*Exercise*: Each entry here needs to be set down again exactly, please; pictures are left out.
── Entries provided
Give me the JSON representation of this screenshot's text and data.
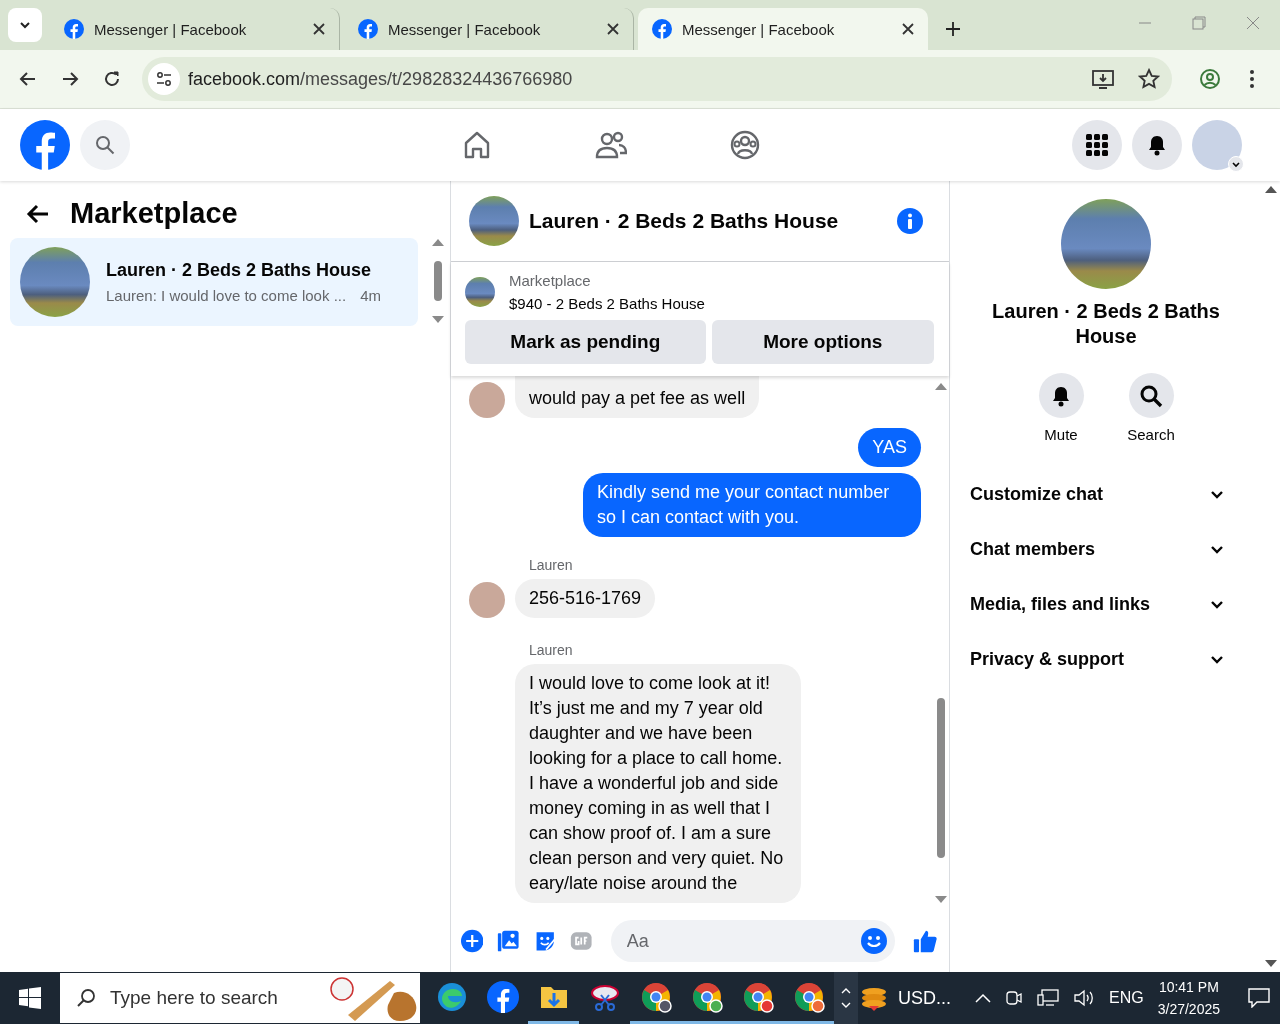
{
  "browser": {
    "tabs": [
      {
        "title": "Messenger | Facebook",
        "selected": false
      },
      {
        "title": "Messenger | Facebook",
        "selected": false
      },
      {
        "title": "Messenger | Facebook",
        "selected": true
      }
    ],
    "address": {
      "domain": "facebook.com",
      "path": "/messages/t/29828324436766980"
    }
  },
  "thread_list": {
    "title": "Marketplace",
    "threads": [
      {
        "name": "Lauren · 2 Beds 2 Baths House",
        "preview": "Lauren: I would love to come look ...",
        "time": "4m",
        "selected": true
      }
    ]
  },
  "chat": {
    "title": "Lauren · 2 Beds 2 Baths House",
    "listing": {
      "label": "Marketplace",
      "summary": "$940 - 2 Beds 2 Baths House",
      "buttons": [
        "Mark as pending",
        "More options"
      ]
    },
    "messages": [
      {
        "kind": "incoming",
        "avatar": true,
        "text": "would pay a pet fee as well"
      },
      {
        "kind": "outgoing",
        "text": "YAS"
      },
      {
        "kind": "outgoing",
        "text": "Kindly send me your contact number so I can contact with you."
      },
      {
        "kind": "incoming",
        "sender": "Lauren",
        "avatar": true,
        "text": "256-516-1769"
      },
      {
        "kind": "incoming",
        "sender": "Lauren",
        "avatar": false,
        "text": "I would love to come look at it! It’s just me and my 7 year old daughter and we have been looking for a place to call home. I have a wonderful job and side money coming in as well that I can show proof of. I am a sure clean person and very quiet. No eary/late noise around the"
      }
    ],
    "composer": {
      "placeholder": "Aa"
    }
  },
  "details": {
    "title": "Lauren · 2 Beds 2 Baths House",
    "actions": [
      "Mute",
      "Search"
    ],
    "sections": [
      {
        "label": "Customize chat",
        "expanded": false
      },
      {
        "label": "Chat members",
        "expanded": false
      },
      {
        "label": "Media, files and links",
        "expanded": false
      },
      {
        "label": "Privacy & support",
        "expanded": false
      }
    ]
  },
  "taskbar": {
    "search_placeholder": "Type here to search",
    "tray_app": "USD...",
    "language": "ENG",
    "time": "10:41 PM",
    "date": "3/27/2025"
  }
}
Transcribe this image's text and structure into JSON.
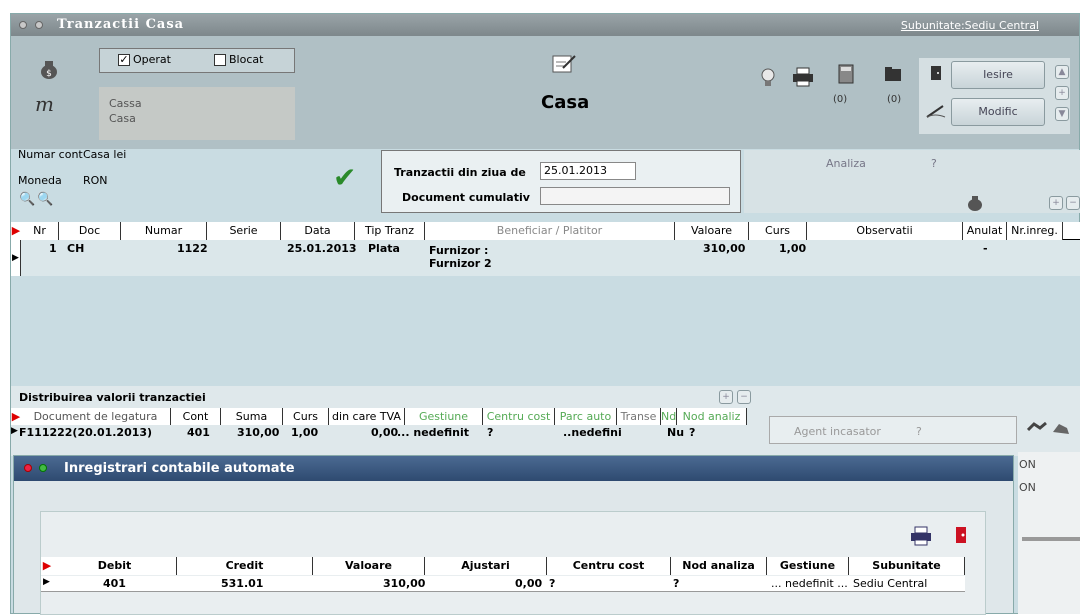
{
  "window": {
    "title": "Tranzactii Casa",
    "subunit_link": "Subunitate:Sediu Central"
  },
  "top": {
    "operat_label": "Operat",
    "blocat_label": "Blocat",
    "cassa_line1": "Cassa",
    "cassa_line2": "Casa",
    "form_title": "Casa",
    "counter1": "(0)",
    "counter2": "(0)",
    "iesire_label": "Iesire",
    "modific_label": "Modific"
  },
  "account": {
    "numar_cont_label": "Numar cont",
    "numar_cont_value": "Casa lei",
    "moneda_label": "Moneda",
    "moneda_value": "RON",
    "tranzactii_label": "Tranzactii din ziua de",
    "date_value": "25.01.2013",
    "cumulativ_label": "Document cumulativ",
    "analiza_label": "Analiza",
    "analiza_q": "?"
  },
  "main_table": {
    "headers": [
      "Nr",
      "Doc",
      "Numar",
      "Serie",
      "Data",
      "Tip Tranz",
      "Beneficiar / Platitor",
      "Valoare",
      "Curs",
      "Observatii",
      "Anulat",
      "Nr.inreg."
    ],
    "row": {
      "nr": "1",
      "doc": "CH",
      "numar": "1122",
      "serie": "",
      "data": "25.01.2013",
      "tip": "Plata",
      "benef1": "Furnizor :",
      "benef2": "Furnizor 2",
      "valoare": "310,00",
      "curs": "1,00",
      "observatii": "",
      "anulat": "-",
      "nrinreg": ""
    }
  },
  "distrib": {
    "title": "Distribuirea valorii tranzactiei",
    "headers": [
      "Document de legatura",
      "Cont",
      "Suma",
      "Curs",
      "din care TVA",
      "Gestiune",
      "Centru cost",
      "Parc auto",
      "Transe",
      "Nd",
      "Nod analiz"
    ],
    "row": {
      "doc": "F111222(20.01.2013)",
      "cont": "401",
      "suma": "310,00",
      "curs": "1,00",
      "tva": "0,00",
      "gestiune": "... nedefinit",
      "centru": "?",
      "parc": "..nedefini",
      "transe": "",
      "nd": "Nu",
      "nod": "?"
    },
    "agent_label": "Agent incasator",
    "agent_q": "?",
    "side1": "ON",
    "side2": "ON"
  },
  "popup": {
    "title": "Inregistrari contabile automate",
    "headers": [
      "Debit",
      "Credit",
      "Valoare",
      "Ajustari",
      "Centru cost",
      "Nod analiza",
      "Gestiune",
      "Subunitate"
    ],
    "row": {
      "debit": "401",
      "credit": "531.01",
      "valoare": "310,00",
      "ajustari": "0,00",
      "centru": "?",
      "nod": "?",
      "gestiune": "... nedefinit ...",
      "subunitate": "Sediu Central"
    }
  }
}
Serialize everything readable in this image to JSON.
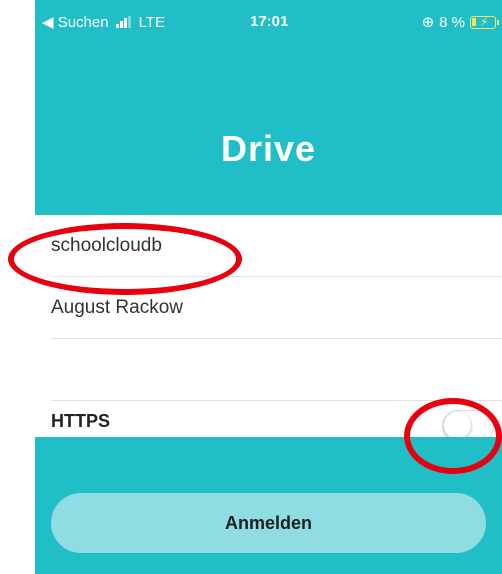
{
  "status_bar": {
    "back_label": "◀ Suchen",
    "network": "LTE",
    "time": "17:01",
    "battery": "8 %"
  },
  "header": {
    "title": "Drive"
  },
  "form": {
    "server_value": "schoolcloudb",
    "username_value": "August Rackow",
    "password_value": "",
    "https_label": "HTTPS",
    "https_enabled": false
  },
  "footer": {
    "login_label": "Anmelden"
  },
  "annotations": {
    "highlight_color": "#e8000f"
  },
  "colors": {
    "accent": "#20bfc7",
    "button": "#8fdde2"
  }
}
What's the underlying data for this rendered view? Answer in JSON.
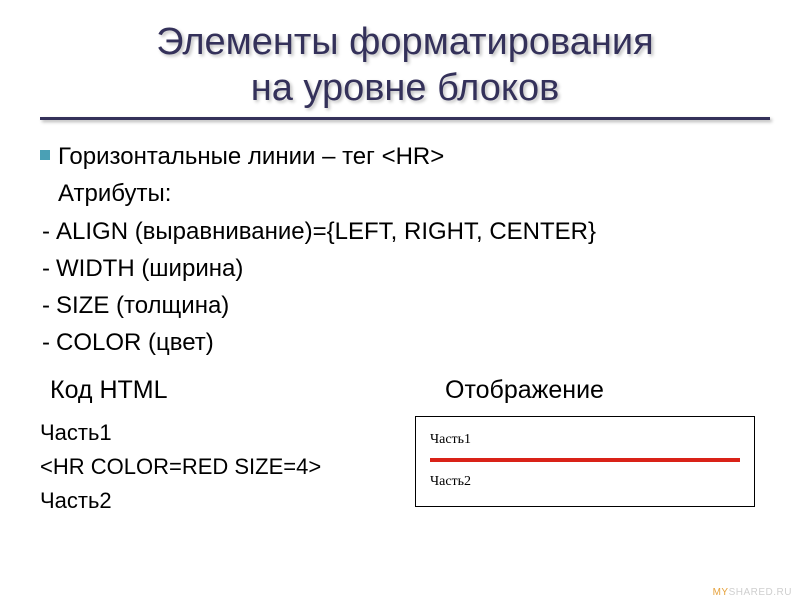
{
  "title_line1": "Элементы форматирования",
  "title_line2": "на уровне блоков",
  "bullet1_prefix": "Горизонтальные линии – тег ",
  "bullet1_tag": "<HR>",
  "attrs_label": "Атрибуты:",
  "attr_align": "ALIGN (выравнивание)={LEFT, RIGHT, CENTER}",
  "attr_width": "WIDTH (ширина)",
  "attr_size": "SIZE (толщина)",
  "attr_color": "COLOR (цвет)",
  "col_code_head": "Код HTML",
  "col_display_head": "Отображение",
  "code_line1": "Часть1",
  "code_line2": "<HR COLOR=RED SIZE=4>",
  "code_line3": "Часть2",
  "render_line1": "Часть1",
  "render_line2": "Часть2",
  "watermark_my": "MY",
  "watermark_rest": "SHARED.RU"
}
────
*Written solution*:
Give me the JSON representation of this screenshot's text and data.
{
  "browser": {
    "tabs": [
      {
        "title": "Messenger | Facebook",
        "selected": false
      },
      {
        "title": "Messenger | Facebook",
        "selected": false
      },
      {
        "title": "Messenger | Facebook",
        "selected": true
      }
    ],
    "address": {
      "domain": "facebook.com",
      "path": "/messages/t/29828324436766980"
    }
  },
  "thread_list": {
    "title": "Marketplace",
    "threads": [
      {
        "name": "Lauren · 2 Beds 2 Baths House",
        "preview": "Lauren: I would love to come look ...",
        "time": "4m",
        "selected": true
      }
    ]
  },
  "chat": {
    "title": "Lauren · 2 Beds 2 Baths House",
    "listing": {
      "label": "Marketplace",
      "summary": "$940 - 2 Beds 2 Baths House",
      "buttons": [
        "Mark as pending",
        "More options"
      ]
    },
    "messages": [
      {
        "kind": "incoming",
        "avatar": true,
        "text": "would pay a pet fee as well"
      },
      {
        "kind": "outgoing",
        "text": "YAS"
      },
      {
        "kind": "outgoing",
        "text": "Kindly send me your contact number so I can contact with you."
      },
      {
        "kind": "incoming",
        "sender": "Lauren",
        "avatar": true,
        "text": "256-516-1769"
      },
      {
        "kind": "incoming",
        "sender": "Lauren",
        "avatar": false,
        "text": "I would love to come look at it! It’s just me and my 7 year old daughter and we have been looking for a place to call home. I have a wonderful job and side money coming in as well that I can show proof of. I am a sure clean person and very quiet. No eary/late noise around the"
      }
    ],
    "composer": {
      "placeholder": "Aa"
    }
  },
  "details": {
    "title": "Lauren · 2 Beds 2 Baths House",
    "actions": [
      "Mute",
      "Search"
    ],
    "sections": [
      {
        "label": "Customize chat",
        "expanded": false
      },
      {
        "label": "Chat members",
        "expanded": false
      },
      {
        "label": "Media, files and links",
        "expanded": false
      },
      {
        "label": "Privacy & support",
        "expanded": false
      }
    ]
  },
  "taskbar": {
    "search_placeholder": "Type here to search",
    "tray_app": "USD...",
    "language": "ENG",
    "time": "10:41 PM",
    "date": "3/27/2025"
  }
}
Transcribe this image's text and structure into JSON.
{
  "window": {
    "title": "Tranzactii Casa",
    "subunit_link": "Subunitate:Sediu Central"
  },
  "top": {
    "operat_label": "Operat",
    "blocat_label": "Blocat",
    "cassa_line1": "Cassa",
    "cassa_line2": "Casa",
    "form_title": "Casa",
    "counter1": "(0)",
    "counter2": "(0)",
    "iesire_label": "Iesire",
    "modific_label": "Modific"
  },
  "account": {
    "numar_cont_label": "Numar cont",
    "numar_cont_value": "Casa lei",
    "moneda_label": "Moneda",
    "moneda_value": "RON",
    "tranzactii_label": "Tranzactii din ziua de",
    "date_value": "25.01.2013",
    "cumulativ_label": "Document cumulativ",
    "analiza_label": "Analiza",
    "analiza_q": "?"
  },
  "main_table": {
    "headers": [
      "Nr",
      "Doc",
      "Numar",
      "Serie",
      "Data",
      "Tip Tranz",
      "Beneficiar / Platitor",
      "Valoare",
      "Curs",
      "Observatii",
      "Anulat",
      "Nr.inreg."
    ],
    "row": {
      "nr": "1",
      "doc": "CH",
      "numar": "1122",
      "serie": "",
      "data": "25.01.2013",
      "tip": "Plata",
      "benef1": "Furnizor :",
      "benef2": "Furnizor 2",
      "valoare": "310,00",
      "curs": "1,00",
      "observatii": "",
      "anulat": "-",
      "nrinreg": ""
    }
  },
  "distrib": {
    "title": "Distribuirea valorii tranzactiei",
    "headers": [
      "Document de legatura",
      "Cont",
      "Suma",
      "Curs",
      "din care TVA",
      "Gestiune",
      "Centru cost",
      "Parc auto",
      "Transe",
      "Nd",
      "Nod analiz"
    ],
    "row": {
      "doc": "F111222(20.01.2013)",
      "cont": "401",
      "suma": "310,00",
      "curs": "1,00",
      "tva": "0,00",
      "gestiune": "... nedefinit",
      "centru": "?",
      "parc": "..nedefini",
      "transe": "",
      "nd": "Nu",
      "nod": "?"
    },
    "agent_label": "Agent incasator",
    "agent_q": "?",
    "side1": "ON",
    "side2": "ON"
  },
  "popup": {
    "title": "Inregistrari contabile automate",
    "headers": [
      "Debit",
      "Credit",
      "Valoare",
      "Ajustari",
      "Centru cost",
      "Nod analiza",
      "Gestiune",
      "Subunitate"
    ],
    "row": {
      "debit": "401",
      "credit": "531.01",
      "valoare": "310,00",
      "ajustari": "0,00",
      "centru": "?",
      "nod": "?",
      "gestiune": "... nedefinit ...",
      "subunitate": "Sediu Central"
    }
  }
}
Serialize everything readable in this image to JSON.
{
  "status_bar": {
    "back_label": "◀ Suchen",
    "network": "LTE",
    "time": "17:01",
    "battery": "8 %"
  },
  "header": {
    "title": "Drive"
  },
  "form": {
    "server_value": "schoolcloudb",
    "username_value": "August Rackow",
    "password_value": "",
    "https_label": "HTTPS",
    "https_enabled": false
  },
  "footer": {
    "login_label": "Anmelden"
  },
  "annotations": {
    "highlight_color": "#e8000f"
  },
  "colors": {
    "accent": "#20bfc7",
    "button": "#8fdde2"
  }
}
What's the underlying data for this rendered view? Answer in JSON.
{
  "title_line1": "Элементы форматирования",
  "title_line2": "на уровне блоков",
  "bullet1_prefix": "Горизонтальные линии – тег ",
  "bullet1_tag": "<HR>",
  "attrs_label": "Атрибуты:",
  "attr_align": "ALIGN (выравнивание)={LEFT, RIGHT, CENTER}",
  "attr_width": "WIDTH (ширина)",
  "attr_size": "SIZE (толщина)",
  "attr_color": "COLOR (цвет)",
  "col_code_head": "Код HTML",
  "col_display_head": "Отображение",
  "code_line1": "Часть1",
  "code_line2": "<HR COLOR=RED SIZE=4>",
  "code_line3": "Часть2",
  "render_line1": "Часть1",
  "render_line2": "Часть2",
  "watermark_my": "MY",
  "watermark_rest": "SHARED.RU"
}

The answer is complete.